#### Required work:
Exactly as written, retype the listing below, omitting the pictures.

Dataset items
=-=-=-=-=
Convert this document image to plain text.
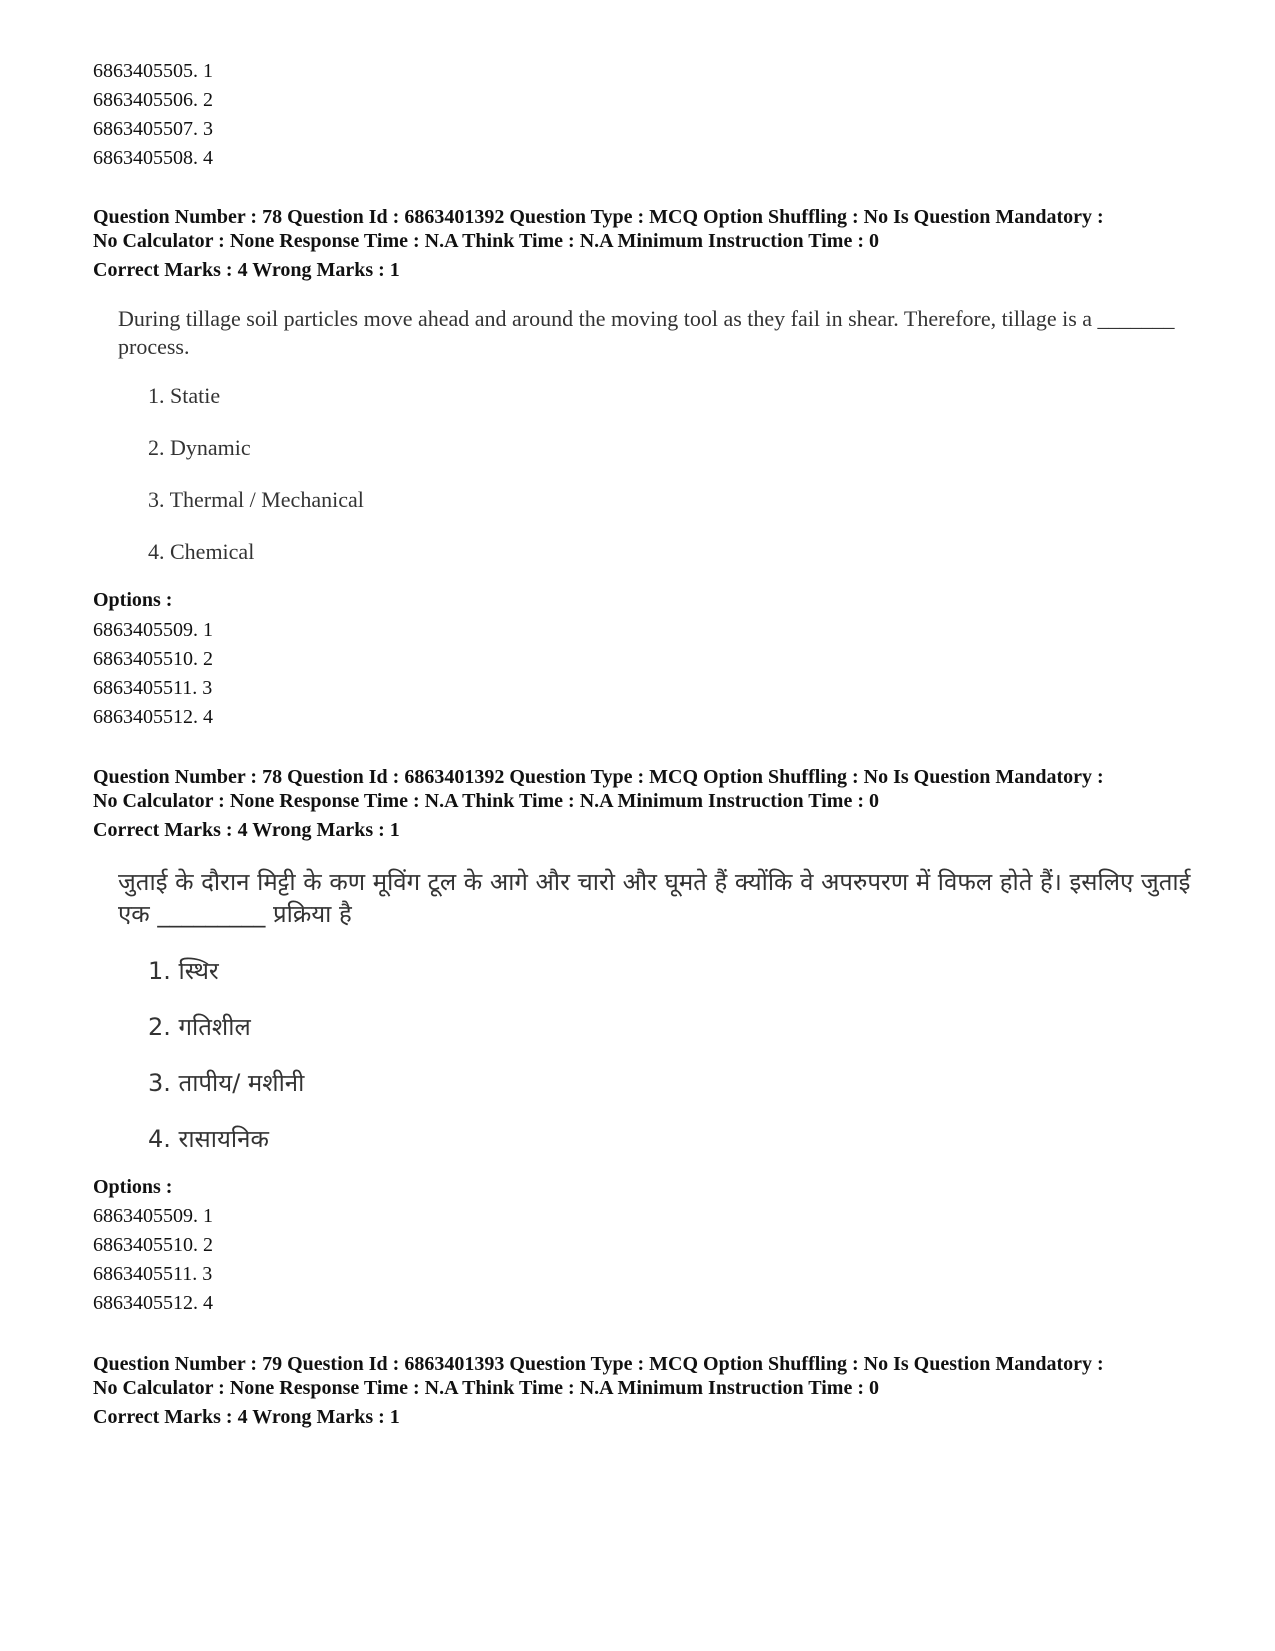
6863405505. 1
6863405506. 2
6863405507. 3
6863405508. 4
Question Number : 78 Question Id : 6863401392 Question Type : MCQ Option Shuffling : No Is Question Mandatory :
No Calculator : None Response Time : N.A Think Time : N.A Minimum Instruction Time : 0
Correct Marks : 4 Wrong Marks : 1
During tillage soil particles move ahead and around the moving tool as they fail in shear. Therefore, tillage is a _______ process.
1. Statie
2. Dynamic
3. Thermal / Mechanical
4. Chemical
Options :
6863405509. 1
6863405510. 2
6863405511. 3
6863405512. 4
Question Number : 78 Question Id : 6863401392 Question Type : MCQ Option Shuffling : No Is Question Mandatory :
No Calculator : None Response Time : N.A Think Time : N.A Minimum Instruction Time : 0
Correct Marks : 4 Wrong Marks : 1
जुताई के दौरान मिट्टी के कण मूविंग टूल के आगे और चारो और घूमते हैं क्योंकि वे अपरुपरण में विफल होते हैं। इसलिए जुताई एक _________ प्रक्रिया है
1. स्थिर
2. गतिशील
3. तापीय/ मशीनी
4. रासायनिक
Options :
6863405509. 1
6863405510. 2
6863405511. 3
6863405512. 4
Question Number : 79 Question Id : 6863401393 Question Type : MCQ Option Shuffling : No Is Question Mandatory :
No Calculator : None Response Time : N.A Think Time : N.A Minimum Instruction Time : 0
Correct Marks : 4 Wrong Marks : 1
=-=-=-=-=
#### Task response:
Convert this document image to plain text.
6863405505. 1
6863405506. 2
6863405507. 3
6863405508. 4
Question Number : 78 Question Id : 6863401392 Question Type : MCQ Option Shuffling : No Is Question Mandatory :
No Calculator : None Response Time : N.A Think Time : N.A Minimum Instruction Time : 0
Correct Marks : 4 Wrong Marks : 1
During tillage soil particles move ahead and around the moving tool as they fail in shear. Therefore, tillage is a _______ process.
1. Statie
2. Dynamic
3. Thermal / Mechanical
4. Chemical
Options :
6863405509. 1
6863405510. 2
6863405511. 3
6863405512. 4
Question Number : 78 Question Id : 6863401392 Question Type : MCQ Option Shuffling : No Is Question Mandatory :
No Calculator : None Response Time : N.A Think Time : N.A Minimum Instruction Time : 0
Correct Marks : 4 Wrong Marks : 1
जुताई के दौरान मिट्टी के कण मूविंग टूल के आगे और चारो और घूमते हैं क्योंकि वे अपरुपरण में विफल होते हैं। इसलिए जुताई एक _________ प्रक्रिया है
1. स्थिर
2. गतिशील
3. तापीय/ मशीनी
4. रासायनिक
Options :
6863405509. 1
6863405510. 2
6863405511. 3
6863405512. 4
Question Number : 79 Question Id : 6863401393 Question Type : MCQ Option Shuffling : No Is Question Mandatory :
No Calculator : None Response Time : N.A Think Time : N.A Minimum Instruction Time : 0
Correct Marks : 4 Wrong Marks : 1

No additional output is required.